* [TASK TO COMPLETE] Tally the lines that include "this". Output the number only.

---------- RECORDS FOR THE EXERCISE ----------

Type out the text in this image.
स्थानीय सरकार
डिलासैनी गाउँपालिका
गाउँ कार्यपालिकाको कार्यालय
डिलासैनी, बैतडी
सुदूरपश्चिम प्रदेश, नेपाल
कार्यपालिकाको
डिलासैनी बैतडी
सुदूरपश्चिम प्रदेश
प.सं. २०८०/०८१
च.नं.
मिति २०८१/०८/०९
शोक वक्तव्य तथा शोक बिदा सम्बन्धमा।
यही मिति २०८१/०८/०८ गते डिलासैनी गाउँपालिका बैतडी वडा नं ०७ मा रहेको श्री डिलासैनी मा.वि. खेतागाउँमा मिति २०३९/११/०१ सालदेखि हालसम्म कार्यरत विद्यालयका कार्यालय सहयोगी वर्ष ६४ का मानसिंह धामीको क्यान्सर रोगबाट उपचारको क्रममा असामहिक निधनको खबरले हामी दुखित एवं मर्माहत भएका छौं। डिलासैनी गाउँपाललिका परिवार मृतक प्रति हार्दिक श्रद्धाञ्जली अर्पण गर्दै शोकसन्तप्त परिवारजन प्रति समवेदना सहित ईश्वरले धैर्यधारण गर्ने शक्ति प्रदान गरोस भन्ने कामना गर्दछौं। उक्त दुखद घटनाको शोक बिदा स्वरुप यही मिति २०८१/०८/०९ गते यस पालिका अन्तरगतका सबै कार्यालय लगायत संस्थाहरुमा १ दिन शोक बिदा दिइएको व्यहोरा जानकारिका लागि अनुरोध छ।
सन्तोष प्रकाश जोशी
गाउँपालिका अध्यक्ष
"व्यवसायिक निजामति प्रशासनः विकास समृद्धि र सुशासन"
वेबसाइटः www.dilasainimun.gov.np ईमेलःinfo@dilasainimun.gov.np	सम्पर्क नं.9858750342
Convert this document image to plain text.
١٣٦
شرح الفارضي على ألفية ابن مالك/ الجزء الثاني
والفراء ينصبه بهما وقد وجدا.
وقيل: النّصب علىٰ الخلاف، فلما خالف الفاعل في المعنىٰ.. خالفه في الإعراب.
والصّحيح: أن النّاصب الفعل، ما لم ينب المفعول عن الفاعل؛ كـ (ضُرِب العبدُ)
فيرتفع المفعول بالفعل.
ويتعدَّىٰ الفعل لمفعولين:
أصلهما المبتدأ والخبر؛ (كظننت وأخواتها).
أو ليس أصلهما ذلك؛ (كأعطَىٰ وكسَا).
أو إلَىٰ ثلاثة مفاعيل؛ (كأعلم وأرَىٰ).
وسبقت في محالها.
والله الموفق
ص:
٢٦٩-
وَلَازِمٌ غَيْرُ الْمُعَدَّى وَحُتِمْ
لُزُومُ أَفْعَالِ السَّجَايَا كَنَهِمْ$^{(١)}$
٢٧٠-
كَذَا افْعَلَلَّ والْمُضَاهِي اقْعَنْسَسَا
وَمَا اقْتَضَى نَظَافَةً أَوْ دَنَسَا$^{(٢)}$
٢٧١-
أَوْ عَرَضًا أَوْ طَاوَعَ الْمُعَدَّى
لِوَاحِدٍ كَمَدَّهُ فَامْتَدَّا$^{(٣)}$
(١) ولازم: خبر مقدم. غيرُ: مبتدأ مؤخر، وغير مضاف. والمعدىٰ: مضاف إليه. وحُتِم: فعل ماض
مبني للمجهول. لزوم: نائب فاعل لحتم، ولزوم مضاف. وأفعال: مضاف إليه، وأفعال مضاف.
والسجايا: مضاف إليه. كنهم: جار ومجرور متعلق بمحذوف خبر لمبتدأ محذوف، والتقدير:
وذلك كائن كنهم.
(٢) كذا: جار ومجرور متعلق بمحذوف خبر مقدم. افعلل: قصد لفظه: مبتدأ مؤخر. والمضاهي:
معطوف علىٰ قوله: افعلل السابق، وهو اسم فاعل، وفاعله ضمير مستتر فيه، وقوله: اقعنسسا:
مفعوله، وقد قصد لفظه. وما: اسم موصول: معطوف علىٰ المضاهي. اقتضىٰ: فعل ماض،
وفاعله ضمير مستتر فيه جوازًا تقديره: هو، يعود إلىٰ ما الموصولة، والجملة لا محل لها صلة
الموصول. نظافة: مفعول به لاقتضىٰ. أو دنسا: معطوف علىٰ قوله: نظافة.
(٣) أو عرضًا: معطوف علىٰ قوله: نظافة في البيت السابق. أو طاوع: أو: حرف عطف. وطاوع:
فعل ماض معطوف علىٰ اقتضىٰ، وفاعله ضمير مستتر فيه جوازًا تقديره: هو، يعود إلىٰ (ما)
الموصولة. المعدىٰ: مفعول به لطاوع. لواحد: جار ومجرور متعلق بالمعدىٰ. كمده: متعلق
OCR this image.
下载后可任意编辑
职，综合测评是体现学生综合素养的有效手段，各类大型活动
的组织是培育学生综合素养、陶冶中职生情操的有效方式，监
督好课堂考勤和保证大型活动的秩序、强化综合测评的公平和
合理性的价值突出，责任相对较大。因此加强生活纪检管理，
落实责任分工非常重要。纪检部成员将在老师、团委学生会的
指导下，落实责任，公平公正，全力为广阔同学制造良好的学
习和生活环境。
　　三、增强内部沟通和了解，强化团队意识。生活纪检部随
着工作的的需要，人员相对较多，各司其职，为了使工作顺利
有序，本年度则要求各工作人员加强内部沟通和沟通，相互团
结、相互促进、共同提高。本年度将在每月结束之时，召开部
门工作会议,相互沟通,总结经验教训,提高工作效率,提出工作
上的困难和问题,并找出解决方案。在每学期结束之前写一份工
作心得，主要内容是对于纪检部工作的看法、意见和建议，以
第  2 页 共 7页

----------

* [TASK OUTPUT] 3